▸ **Request**
Quote the records in full and leave their pictures out.

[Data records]
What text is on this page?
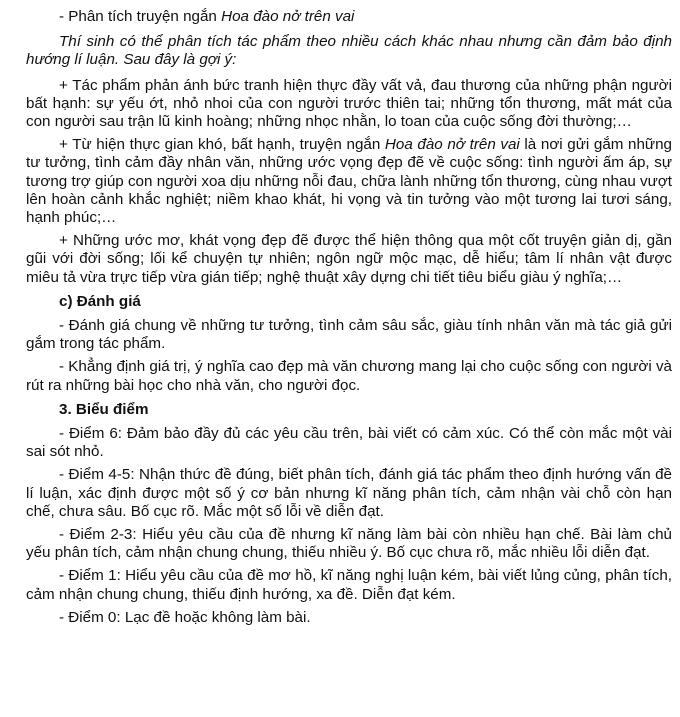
- Phân tích truyện ngắn Hoa đào nở trên vai

Thí sinh có thể phân tích tác phẩm theo nhiều cách khác nhau nhưng cần đảm bảo định hướng lí luận. Sau đây là gợi ý:

+ Tác phẩm phản ánh bức tranh hiện thực đầy vất vả, đau thương của những phận người bất hạnh: sự yếu ớt, nhỏ nhoi của con người trước thiên tai; những tổn thương, mất mát của con người sau trận lũ kinh hoàng; những nhọc nhằn, lo toan của cuộc sống đời thường;…

+ Từ hiện thực gian khó, bất hạnh, truyện ngắn Hoa đào nở trên vai là nơi gửi gắm những tư tưởng, tình cảm đầy nhân văn, những ước vọng đẹp đẽ về cuộc sống: tình người ấm áp, sự tương trợ giúp con người xoa dịu những nỗi đau, chữa lành những tổn thương, cùng nhau vượt lên hoàn cảnh khắc nghiệt; niềm khao khát, hi vọng và tin tưởng vào một tương lai tươi sáng, hạnh phúc;…

+ Những ước mơ, khát vọng đẹp đẽ được thể hiện thông qua một cốt truyện giản dị, gần gũi với đời sống; lối kể chuyện tự nhiên; ngôn ngữ mộc mạc, dễ hiểu; tâm lí nhân vật được miêu tả vừa trực tiếp vừa gián tiếp; nghệ thuật xây dựng chi tiết tiêu biểu giàu ý nghĩa;…

c) Đánh giá

- Đánh giá chung về những tư tưởng, tình cảm sâu sắc, giàu tính nhân văn mà tác giả gửi gắm trong tác phẩm.

- Khẳng định giá trị, ý nghĩa cao đẹp mà văn chương mang lại cho cuộc sống con người và rút ra những bài học cho nhà văn, cho người đọc.

3. Biểu điểm

- Điểm 6: Đảm bảo đầy đủ các yêu cầu trên, bài viết có cảm xúc. Có thể còn mắc một vài sai sót nhỏ.

- Điểm 4-5: Nhận thức đề đúng, biết phân tích, đánh giá tác phẩm theo định hướng vấn đề lí luận, xác định được một số ý cơ bản nhưng kĩ năng phân tích, cảm nhận vài chỗ còn hạn chế, chưa sâu. Bố cục rõ. Mắc một số lỗi về diễn đạt.

- Điểm 2-3: Hiểu yêu cầu của đề nhưng kĩ năng làm bài còn nhiều hạn chế. Bài làm chủ yếu phân tích, cảm nhận chung chung, thiếu nhiều ý. Bố cục chưa rõ, mắc nhiều lỗi diễn đạt.

- Điểm 1: Hiểu yêu cầu của đề mơ hồ, kĩ năng nghị luận kém, bài viết lủng củng, phân tích, cảm nhận chung chung, thiếu định hướng, xa đề. Diễn đạt kém.

- Điểm 0: Lạc đề hoặc không làm bài.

▸ **Answer to the exercise**
What text is on this page?
- Phân tích truyện ngắn Hoa đào nở trên vai

Thí sinh có thể phân tích tác phẩm theo nhiều cách khác nhau nhưng cần đảm bảo định hướng lí luận. Sau đây là gợi ý:

+ Tác phẩm phản ánh bức tranh hiện thực đầy vất vả, đau thương của những phận người bất hạnh: sự yếu ớt, nhỏ nhoi của con người trước thiên tai; những tổn thương, mất mát của con người sau trận lũ kinh hoàng; những nhọc nhằn, lo toan của cuộc sống đời thường;…

+ Từ hiện thực gian khó, bất hạnh, truyện ngắn Hoa đào nở trên vai là nơi gửi gắm những tư tưởng, tình cảm đầy nhân văn, những ước vọng đẹp đẽ về cuộc sống: tình người ấm áp, sự tương trợ giúp con người xoa dịu những nỗi đau, chữa lành những tổn thương, cùng nhau vượt lên hoàn cảnh khắc nghiệt; niềm khao khát, hi vọng và tin tưởng vào một tương lai tươi sáng, hạnh phúc;…

+ Những ước mơ, khát vọng đẹp đẽ được thể hiện thông qua một cốt truyện giản dị, gần gũi với đời sống; lối kể chuyện tự nhiên; ngôn ngữ mộc mạc, dễ hiểu; tâm lí nhân vật được miêu tả vừa trực tiếp vừa gián tiếp; nghệ thuật xây dựng chi tiết tiêu biểu giàu ý nghĩa;…

c) Đánh giá

- Đánh giá chung về những tư tưởng, tình cảm sâu sắc, giàu tính nhân văn mà tác giả gửi gắm trong tác phẩm.

- Khẳng định giá trị, ý nghĩa cao đẹp mà văn chương mang lại cho cuộc sống con người và rút ra những bài học cho nhà văn, cho người đọc.

3. Biểu điểm

- Điểm 6: Đảm bảo đầy đủ các yêu cầu trên, bài viết có cảm xúc. Có thể còn mắc một vài sai sót nhỏ.

- Điểm 4-5: Nhận thức đề đúng, biết phân tích, đánh giá tác phẩm theo định hướng vấn đề lí luận, xác định được một số ý cơ bản nhưng kĩ năng phân tích, cảm nhận vài chỗ còn hạn chế, chưa sâu. Bố cục rõ. Mắc một số lỗi về diễn đạt.

- Điểm 2-3: Hiểu yêu cầu của đề nhưng kĩ năng làm bài còn nhiều hạn chế. Bài làm chủ yếu phân tích, cảm nhận chung chung, thiếu nhiều ý. Bố cục chưa rõ, mắc nhiều lỗi diễn đạt.

- Điểm 1: Hiểu yêu cầu của đề mơ hồ, kĩ năng nghị luận kém, bài viết lủng củng, phân tích, cảm nhận chung chung, thiếu định hướng, xa đề. Diễn đạt kém.

- Điểm 0: Lạc đề hoặc không làm bài.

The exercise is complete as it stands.